* _TEXTE À LIRE_:
Une pensée pour la population

A ce tarif, les journaux ne cachent pas que la facture sera plus que salée pour la population grecque. «La mise sous tutelle de la plus petite économie de la zone euro – la Grèce ne pèse que 2,5% du produit intérieur brut des seize pays qui en font partie – signifie une pénible et longue cure d’austérité. ­Malgré quelques correctifs, celle-ci frappera sans pitié les couches les plus défavorisées», ajoute Le Temps.

Reste que «les 15 euro-partenaires sont en droit d’attendre une application conforme au calendrier des obligations liées à ce paquet d’aide d’urgence», estiment quant à eux le Bund et le Tages Anzeiger.

Et de formuler des avertissements destinés aux autres pays du Sud de l’Europe: «Ils ont aussi un devoir: entreprendre un programme de réformes crédible afin de briser le cercle infernal de l’endettement, de la faible croissance, de la bureaucratie et du manque de concurrence», conseillent-ils.

Quant à l’Union européenne, elle doit désormais affronter plusieurs tâches d’envergure après cette crise, met en garde la presse suisse. Pour les journaux alémaniques, il est ainsi nécessaire de renforcer les institutions de la zone euro, quitte à définir des critères qui risqueraient aussi de concerner l’Allemagne et la France.

Prisonnière d’une contradiction de fond, à savoir «concilier des politiques économiques nationales et une monnaie européenne unique», l’UE ne parvient à se mettre d’accord «que dans l’urgence», analyse La Regione. Or le journal tessinois voit un autre problème qu’elle devrait s’attacher à résoudre: «stopper une spéculation financière à qui jusqu’ici personne n’a pu ou voulu opposer de contre-mesures efficaces.»

Carole Wälti, swissinfo.ch

Les ministres des finances de la zone euro ont approuvé dimanche un plan d’aide à la Grèce.

Ce plan prévoit le versement de 110 milliards d’euros sur trois ans, dont 80 milliards à la charge de la zone euro et le reste à la charge du Fonds monétaire international (FMI).

L’Allemagne, principal contributeur européen, s’est engagée à verser 8,4 milliards d’euros. Viennent ensuite la France (6,3 mia), l’Italie (5,5 mia), l’Espagne (3,7 mia), les Pays-Bas (1,8 mia) et la Belgique (1,1 mia).

* _ENREGISTREMENTS DE DONNÉES_:
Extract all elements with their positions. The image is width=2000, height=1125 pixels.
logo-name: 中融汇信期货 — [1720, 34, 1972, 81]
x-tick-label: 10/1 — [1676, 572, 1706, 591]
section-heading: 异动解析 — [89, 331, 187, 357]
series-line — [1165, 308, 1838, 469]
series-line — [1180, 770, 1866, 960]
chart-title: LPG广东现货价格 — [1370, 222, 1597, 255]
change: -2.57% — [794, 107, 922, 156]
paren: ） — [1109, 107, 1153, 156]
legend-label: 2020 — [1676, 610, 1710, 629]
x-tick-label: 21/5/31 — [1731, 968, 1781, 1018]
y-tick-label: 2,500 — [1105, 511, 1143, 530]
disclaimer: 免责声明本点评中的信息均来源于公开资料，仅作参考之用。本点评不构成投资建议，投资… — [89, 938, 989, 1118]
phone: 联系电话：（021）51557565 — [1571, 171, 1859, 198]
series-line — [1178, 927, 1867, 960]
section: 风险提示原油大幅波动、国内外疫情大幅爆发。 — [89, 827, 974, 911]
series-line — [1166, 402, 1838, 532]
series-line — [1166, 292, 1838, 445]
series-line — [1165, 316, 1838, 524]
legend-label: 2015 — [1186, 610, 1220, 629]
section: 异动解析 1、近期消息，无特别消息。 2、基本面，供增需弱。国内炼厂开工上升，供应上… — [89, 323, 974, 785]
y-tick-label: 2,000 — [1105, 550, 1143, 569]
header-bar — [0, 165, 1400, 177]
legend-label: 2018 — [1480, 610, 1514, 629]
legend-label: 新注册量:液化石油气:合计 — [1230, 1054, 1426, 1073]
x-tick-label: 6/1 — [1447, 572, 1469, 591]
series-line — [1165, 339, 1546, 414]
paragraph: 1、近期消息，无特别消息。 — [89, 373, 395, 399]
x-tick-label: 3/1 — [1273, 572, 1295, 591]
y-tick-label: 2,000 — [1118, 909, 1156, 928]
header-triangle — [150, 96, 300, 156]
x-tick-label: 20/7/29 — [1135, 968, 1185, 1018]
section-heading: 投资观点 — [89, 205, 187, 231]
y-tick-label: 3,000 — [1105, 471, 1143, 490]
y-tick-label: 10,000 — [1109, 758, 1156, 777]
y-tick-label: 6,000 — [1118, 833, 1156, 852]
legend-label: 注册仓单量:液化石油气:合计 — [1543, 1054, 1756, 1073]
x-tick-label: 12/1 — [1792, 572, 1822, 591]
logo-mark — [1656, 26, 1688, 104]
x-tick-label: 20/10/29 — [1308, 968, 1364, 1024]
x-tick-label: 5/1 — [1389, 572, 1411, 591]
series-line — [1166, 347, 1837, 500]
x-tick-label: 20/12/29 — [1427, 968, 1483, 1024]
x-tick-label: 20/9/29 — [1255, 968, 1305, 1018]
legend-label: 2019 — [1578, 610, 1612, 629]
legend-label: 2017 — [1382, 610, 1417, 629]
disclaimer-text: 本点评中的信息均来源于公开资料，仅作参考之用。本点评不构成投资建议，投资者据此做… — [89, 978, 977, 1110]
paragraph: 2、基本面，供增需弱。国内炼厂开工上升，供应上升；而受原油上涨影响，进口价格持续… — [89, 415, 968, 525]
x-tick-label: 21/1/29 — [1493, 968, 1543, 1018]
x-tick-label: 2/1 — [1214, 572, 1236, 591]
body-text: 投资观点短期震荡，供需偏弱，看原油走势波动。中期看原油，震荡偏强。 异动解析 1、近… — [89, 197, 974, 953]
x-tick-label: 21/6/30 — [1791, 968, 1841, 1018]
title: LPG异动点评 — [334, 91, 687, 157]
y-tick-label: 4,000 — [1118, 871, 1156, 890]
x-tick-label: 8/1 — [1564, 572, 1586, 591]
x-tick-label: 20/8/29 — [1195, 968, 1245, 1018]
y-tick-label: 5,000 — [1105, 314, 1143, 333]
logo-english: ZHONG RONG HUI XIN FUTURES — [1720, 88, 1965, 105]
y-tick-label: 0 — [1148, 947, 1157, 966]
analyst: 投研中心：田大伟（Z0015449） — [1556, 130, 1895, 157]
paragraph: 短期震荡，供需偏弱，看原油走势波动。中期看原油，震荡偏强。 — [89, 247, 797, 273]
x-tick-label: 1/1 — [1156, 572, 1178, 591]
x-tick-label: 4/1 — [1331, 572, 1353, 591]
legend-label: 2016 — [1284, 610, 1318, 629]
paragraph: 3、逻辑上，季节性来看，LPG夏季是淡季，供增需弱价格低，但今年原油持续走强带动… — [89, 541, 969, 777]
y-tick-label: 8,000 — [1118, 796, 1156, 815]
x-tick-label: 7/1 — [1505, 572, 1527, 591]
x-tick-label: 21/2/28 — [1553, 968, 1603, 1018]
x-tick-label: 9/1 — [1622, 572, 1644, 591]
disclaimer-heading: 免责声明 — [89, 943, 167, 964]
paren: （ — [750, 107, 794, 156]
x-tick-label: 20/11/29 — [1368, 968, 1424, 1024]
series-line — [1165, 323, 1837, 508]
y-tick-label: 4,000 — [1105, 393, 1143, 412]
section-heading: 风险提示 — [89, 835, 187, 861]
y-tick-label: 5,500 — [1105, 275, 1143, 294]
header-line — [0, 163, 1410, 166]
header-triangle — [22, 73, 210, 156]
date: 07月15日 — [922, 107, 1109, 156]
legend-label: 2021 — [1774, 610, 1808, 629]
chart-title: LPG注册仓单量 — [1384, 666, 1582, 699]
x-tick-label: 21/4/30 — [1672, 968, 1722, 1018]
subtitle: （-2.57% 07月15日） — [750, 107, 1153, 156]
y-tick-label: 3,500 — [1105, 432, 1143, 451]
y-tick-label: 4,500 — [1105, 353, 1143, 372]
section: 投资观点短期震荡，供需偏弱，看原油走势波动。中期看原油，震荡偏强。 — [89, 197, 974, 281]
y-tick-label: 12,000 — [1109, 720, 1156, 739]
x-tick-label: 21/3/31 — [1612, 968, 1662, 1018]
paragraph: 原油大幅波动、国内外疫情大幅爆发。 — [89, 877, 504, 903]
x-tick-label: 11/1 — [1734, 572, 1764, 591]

* _ÉNONCÉ DU PROBLÈME_:
Recopiez le passage de l'article sur l'aide à la Grèce, en allant de « Carole Wälti, swissinfo.ch » jusqu'à « monétaire international (FMI). ». Remplacez au passage « ministres des finances » par « ministres de l'économie ».

* _RÉPONSE_:
Carole Wälti, swissinfo.ch

Les ministres de l'économie de la zone euro ont approuvé dimanche un plan d’aide à la Grèce.

Ce plan prévoit le versement de 110 milliards d’euros sur trois ans, dont 80 milliards à la charge de la zone euro et le reste à la charge du Fonds monétaire international (FMI).